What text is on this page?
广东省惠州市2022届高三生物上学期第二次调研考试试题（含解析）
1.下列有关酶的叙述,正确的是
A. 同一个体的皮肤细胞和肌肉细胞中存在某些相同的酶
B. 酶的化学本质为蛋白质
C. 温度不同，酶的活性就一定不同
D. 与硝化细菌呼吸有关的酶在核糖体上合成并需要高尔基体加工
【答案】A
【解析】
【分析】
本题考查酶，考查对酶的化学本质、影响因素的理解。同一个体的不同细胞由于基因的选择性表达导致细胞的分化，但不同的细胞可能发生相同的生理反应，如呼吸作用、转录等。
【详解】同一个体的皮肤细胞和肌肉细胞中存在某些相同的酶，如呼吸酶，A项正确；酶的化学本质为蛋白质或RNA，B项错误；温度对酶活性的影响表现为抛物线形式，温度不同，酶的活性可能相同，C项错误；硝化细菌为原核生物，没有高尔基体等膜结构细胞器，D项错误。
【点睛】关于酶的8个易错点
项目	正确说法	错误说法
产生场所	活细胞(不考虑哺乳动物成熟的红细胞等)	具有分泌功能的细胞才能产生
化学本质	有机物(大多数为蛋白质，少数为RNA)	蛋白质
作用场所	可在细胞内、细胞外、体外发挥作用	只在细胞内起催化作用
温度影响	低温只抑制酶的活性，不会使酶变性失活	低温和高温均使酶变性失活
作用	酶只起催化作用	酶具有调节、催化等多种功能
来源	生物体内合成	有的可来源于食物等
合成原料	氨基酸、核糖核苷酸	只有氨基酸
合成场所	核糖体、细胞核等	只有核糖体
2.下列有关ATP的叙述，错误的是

..........

§ **THE PROBLEM**: In the data above, count the lines where the word "同一个体的皮肤细胞和肌肉细胞中存在某些相同的酶" appears; reply with the number only.

§ **RESPONSE TO THE TASK**: 2